▶ **Work instructions**:
Give every entry again, unchanged, and leave its images out.

(Records from a collection of figures)
----

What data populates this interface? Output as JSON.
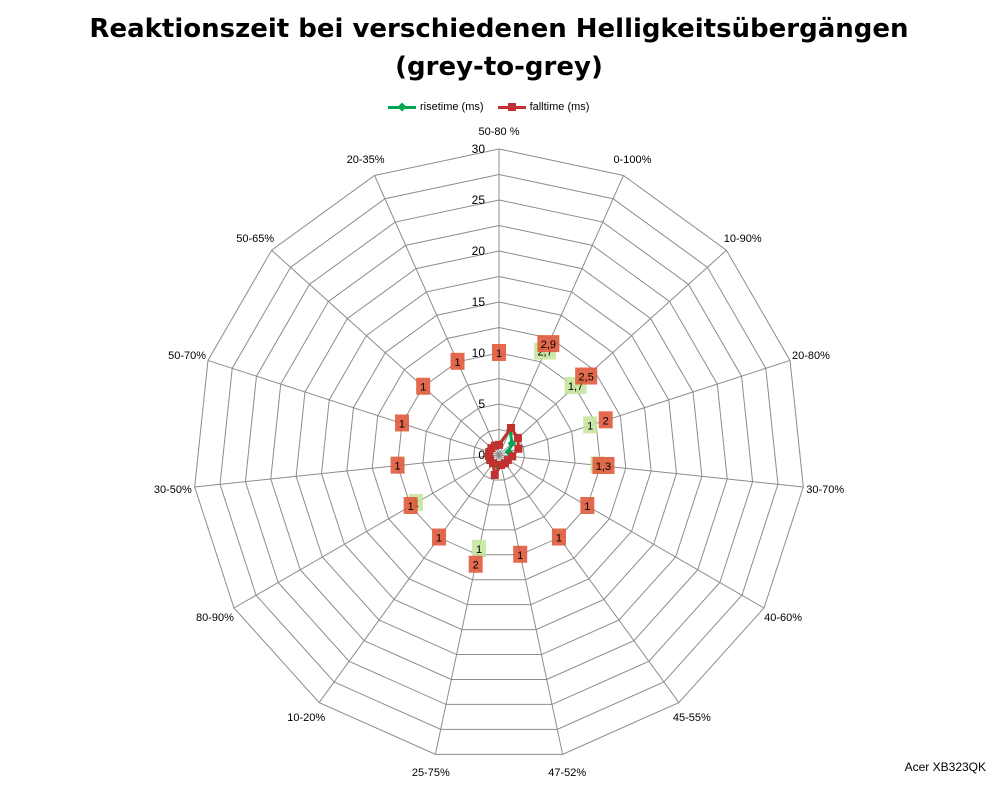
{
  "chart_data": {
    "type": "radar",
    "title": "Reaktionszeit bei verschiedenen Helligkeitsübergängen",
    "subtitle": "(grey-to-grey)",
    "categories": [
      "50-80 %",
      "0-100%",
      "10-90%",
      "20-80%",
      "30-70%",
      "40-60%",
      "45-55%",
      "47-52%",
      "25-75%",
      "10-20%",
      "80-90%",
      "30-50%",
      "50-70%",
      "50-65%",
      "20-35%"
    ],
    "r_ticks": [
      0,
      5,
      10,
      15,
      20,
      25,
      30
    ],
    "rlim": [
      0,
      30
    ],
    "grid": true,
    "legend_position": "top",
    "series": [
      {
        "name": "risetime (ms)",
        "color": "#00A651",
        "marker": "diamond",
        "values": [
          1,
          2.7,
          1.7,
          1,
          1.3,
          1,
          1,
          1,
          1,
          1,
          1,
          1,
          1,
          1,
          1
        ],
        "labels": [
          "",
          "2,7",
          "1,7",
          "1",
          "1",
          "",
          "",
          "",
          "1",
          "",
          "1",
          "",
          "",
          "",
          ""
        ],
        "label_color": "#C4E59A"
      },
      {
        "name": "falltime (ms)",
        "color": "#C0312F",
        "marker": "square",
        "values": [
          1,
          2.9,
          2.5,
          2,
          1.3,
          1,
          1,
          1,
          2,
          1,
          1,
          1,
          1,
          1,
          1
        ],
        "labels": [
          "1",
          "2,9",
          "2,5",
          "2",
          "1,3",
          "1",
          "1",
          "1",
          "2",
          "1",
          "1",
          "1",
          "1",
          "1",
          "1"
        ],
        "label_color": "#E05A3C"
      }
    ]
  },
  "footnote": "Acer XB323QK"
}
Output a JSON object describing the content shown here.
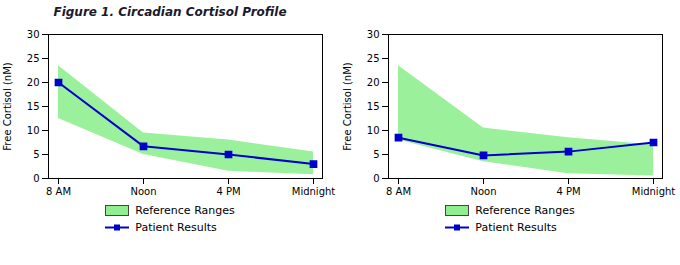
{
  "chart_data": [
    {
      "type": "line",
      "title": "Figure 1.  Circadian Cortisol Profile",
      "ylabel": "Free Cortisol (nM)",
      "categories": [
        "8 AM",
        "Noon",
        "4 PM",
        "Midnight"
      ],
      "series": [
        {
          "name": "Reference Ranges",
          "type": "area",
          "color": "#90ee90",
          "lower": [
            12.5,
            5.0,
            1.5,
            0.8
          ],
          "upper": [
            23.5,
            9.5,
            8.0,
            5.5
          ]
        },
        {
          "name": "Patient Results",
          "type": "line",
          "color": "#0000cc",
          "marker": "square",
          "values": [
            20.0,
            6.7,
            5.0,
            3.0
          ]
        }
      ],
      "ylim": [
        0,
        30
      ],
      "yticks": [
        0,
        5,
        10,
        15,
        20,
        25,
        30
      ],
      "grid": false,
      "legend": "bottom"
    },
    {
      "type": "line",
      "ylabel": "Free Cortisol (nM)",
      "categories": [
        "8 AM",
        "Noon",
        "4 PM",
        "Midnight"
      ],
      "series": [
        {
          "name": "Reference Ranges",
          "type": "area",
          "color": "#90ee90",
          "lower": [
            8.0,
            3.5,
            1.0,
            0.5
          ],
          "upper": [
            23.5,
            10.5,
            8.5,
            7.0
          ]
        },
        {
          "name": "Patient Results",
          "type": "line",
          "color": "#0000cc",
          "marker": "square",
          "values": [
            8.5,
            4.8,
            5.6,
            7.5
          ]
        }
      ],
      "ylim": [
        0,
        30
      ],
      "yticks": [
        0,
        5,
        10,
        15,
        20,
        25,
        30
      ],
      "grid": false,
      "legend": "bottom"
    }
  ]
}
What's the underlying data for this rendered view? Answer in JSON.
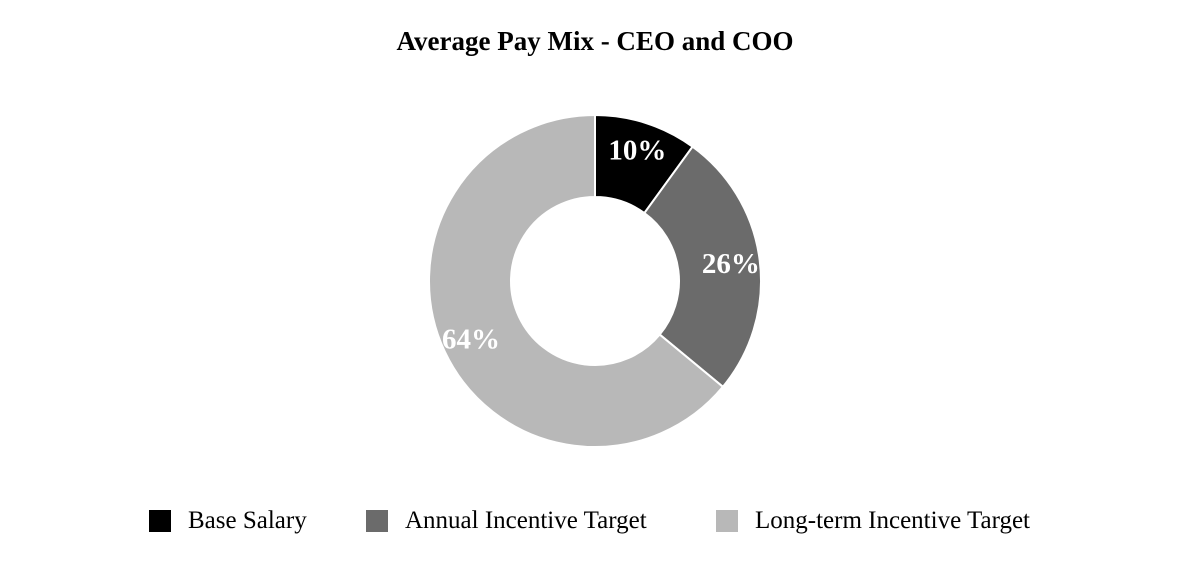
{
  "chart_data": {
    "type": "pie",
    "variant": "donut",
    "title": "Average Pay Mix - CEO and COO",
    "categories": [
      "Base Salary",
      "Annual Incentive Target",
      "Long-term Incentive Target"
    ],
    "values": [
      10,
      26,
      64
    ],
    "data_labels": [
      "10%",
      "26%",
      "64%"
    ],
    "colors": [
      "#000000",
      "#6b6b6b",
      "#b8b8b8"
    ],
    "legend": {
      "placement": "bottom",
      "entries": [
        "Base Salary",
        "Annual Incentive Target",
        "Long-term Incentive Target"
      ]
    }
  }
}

----

▶ **Response to this exercise**:
What data populates this interface? Output as JSON.
{
  "chart_data": {
    "type": "radar",
    "title": "Reaktionszeit bei verschiedenen Helligkeitsübergängen",
    "subtitle": "(grey-to-grey)",
    "categories": [
      "50-80 %",
      "0-100%",
      "10-90%",
      "20-80%",
      "30-70%",
      "40-60%",
      "45-55%",
      "47-52%",
      "25-75%",
      "10-20%",
      "80-90%",
      "30-50%",
      "50-70%",
      "50-65%",
      "20-35%"
    ],
    "r_ticks": [
      0,
      5,
      10,
      15,
      20,
      25,
      30
    ],
    "rlim": [
      0,
      30
    ],
    "grid": true,
    "legend_position": "top",
    "series": [
      {
        "name": "risetime (ms)",
        "color": "#00A651",
        "marker": "diamond",
        "values": [
          1,
          2.7,
          1.7,
          1,
          1.3,
          1,
          1,
          1,
          1,
          1,
          1,
          1,
          1,
          1,
          1
        ],
        "labels": [
          "",
          "2,7",
          "1,7",
          "1",
          "1",
          "",
          "",
          "",
          "1",
          "",
          "1",
          "",
          "",
          "",
          ""
        ],
        "label_color": "#C4E59A"
      },
      {
        "name": "falltime (ms)",
        "color": "#C0312F",
        "marker": "square",
        "values": [
          1,
          2.9,
          2.5,
          2,
          1.3,
          1,
          1,
          1,
          2,
          1,
          1,
          1,
          1,
          1,
          1
        ],
        "labels": [
          "1",
          "2,9",
          "2,5",
          "2",
          "1,3",
          "1",
          "1",
          "1",
          "2",
          "1",
          "1",
          "1",
          "1",
          "1",
          "1"
        ],
        "label_color": "#E05A3C"
      }
    ]
  },
  "footnote": "Acer XB323QK"
}
Output a JSON object describing the content shown here.
{
  "chart_data": [
    {
      "type": "line",
      "title": "Figure 1.  Circadian Cortisol Profile",
      "ylabel": "Free Cortisol (nM)",
      "categories": [
        "8 AM",
        "Noon",
        "4 PM",
        "Midnight"
      ],
      "series": [
        {
          "name": "Reference Ranges",
          "type": "area",
          "color": "#90ee90",
          "lower": [
            12.5,
            5.0,
            1.5,
            0.8
          ],
          "upper": [
            23.5,
            9.5,
            8.0,
            5.5
          ]
        },
        {
          "name": "Patient Results",
          "type": "line",
          "color": "#0000cc",
          "marker": "square",
          "values": [
            20.0,
            6.7,
            5.0,
            3.0
          ]
        }
      ],
      "ylim": [
        0,
        30
      ],
      "yticks": [
        0,
        5,
        10,
        15,
        20,
        25,
        30
      ],
      "grid": false,
      "legend": "bottom"
    },
    {
      "type": "line",
      "ylabel": "Free Cortisol (nM)",
      "categories": [
        "8 AM",
        "Noon",
        "4 PM",
        "Midnight"
      ],
      "series": [
        {
          "name": "Reference Ranges",
          "type": "area",
          "color": "#90ee90",
          "lower": [
            8.0,
            3.5,
            1.0,
            0.5
          ],
          "upper": [
            23.5,
            10.5,
            8.5,
            7.0
          ]
        },
        {
          "name": "Patient Results",
          "type": "line",
          "color": "#0000cc",
          "marker": "square",
          "values": [
            8.5,
            4.8,
            5.6,
            7.5
          ]
        }
      ],
      "ylim": [
        0,
        30
      ],
      "yticks": [
        0,
        5,
        10,
        15,
        20,
        25,
        30
      ],
      "grid": false,
      "legend": "bottom"
    }
  ]
}
What's the underlying data for this rendered view? Answer in JSON.
{
  "chart_data": {
    "type": "pie",
    "variant": "donut",
    "title": "Average Pay Mix - CEO and COO",
    "categories": [
      "Base Salary",
      "Annual Incentive Target",
      "Long-term Incentive Target"
    ],
    "values": [
      10,
      26,
      64
    ],
    "data_labels": [
      "10%",
      "26%",
      "64%"
    ],
    "colors": [
      "#000000",
      "#6b6b6b",
      "#b8b8b8"
    ],
    "legend": {
      "placement": "bottom",
      "entries": [
        "Base Salary",
        "Annual Incentive Target",
        "Long-term Incentive Target"
      ]
    }
  }
}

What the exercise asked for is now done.